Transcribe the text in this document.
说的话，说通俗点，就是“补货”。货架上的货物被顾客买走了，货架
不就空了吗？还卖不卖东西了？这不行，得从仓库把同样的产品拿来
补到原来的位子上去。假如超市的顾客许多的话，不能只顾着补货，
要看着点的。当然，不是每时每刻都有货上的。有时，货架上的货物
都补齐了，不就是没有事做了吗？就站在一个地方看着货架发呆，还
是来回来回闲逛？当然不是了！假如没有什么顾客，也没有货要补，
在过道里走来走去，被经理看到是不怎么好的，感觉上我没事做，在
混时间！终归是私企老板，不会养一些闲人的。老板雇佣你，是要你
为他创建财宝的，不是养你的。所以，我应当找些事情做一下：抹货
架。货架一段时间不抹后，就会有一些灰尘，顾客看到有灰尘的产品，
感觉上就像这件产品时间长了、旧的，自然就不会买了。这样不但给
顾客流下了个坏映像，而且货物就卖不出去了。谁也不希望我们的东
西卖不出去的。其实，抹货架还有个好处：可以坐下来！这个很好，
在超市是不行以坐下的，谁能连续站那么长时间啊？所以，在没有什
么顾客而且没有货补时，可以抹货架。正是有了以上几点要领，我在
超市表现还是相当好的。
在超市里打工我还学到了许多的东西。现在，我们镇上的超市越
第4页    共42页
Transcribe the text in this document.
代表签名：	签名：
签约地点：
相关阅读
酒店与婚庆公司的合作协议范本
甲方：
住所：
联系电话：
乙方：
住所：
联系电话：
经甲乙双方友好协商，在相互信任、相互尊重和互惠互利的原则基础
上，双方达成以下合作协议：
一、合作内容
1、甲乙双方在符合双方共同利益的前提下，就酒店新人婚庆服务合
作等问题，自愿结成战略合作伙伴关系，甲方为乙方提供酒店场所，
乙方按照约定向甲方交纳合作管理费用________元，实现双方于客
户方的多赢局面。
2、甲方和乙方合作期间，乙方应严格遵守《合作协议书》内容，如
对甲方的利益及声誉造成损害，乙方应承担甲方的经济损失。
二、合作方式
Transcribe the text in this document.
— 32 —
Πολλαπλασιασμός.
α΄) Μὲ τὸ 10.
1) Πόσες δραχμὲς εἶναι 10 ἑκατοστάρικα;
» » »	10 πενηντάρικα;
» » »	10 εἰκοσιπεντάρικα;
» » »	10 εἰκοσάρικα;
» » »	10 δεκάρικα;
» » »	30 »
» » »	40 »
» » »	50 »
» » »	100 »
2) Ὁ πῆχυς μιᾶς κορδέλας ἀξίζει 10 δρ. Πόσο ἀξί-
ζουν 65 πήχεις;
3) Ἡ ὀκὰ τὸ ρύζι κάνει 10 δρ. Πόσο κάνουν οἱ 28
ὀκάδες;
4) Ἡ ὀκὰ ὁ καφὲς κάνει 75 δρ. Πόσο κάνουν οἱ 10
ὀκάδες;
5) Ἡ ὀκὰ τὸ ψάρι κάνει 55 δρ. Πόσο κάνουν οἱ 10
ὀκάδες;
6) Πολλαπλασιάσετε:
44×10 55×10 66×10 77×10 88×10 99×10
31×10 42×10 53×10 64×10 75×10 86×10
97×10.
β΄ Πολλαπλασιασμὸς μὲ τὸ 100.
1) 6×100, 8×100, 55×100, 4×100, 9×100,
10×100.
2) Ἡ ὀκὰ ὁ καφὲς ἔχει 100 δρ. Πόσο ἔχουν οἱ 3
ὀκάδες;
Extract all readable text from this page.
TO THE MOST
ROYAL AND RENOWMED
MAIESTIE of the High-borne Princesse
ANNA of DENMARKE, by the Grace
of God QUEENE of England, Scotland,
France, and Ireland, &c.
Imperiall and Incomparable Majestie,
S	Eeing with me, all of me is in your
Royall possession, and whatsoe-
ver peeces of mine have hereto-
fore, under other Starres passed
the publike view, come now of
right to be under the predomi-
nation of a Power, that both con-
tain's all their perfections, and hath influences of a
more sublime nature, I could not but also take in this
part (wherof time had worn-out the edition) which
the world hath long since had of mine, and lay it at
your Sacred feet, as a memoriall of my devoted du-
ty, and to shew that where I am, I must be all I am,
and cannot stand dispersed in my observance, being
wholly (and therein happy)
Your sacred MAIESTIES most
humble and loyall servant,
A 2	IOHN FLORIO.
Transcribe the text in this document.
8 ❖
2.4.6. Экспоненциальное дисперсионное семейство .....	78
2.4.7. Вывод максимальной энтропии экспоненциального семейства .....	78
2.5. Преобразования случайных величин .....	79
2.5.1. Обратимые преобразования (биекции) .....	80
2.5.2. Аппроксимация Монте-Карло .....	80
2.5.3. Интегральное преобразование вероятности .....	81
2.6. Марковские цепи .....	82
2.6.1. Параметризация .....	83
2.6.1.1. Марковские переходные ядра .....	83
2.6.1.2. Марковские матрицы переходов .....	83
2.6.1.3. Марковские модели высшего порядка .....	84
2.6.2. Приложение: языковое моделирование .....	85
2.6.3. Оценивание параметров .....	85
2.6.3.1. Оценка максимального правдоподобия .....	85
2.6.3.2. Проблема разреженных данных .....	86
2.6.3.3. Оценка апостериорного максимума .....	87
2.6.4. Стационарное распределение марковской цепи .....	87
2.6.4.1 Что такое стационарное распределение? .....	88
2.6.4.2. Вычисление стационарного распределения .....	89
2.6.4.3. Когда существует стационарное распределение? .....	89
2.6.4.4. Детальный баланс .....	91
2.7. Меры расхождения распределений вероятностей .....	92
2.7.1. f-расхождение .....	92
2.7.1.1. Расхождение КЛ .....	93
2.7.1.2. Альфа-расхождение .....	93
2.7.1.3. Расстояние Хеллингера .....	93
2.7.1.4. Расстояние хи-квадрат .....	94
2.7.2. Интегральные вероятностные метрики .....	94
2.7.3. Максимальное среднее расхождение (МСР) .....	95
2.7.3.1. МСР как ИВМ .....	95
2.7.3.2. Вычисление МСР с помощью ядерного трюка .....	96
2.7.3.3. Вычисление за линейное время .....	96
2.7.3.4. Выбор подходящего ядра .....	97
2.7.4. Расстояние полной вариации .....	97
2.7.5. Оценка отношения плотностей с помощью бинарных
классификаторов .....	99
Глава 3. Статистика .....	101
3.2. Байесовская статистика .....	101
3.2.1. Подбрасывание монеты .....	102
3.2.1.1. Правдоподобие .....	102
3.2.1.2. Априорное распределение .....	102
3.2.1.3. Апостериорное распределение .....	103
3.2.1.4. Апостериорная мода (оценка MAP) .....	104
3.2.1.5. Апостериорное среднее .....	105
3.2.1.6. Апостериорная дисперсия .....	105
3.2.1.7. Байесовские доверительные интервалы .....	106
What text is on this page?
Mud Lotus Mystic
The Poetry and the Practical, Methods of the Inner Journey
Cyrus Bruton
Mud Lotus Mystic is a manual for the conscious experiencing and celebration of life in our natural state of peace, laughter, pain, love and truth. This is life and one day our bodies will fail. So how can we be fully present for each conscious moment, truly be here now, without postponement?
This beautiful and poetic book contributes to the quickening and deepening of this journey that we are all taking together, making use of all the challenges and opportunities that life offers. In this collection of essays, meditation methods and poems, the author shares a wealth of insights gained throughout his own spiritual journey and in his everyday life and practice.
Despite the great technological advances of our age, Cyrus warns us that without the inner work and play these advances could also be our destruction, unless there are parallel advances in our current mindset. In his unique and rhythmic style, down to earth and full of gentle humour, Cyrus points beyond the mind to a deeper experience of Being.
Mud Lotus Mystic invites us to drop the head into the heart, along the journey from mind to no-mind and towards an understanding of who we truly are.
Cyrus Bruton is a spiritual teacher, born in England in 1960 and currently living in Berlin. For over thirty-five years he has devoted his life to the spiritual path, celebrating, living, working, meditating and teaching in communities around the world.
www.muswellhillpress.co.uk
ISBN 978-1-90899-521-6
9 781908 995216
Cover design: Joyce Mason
########################################
Instructions to follow
In the material above, find each line that contains the word "помощью", and select it.

Task answer
2.7.3.2. Вычисление МСР с помощью ядерного трюка .....	96
2.7.5. Оценка отношения плотностей с помощью бинарных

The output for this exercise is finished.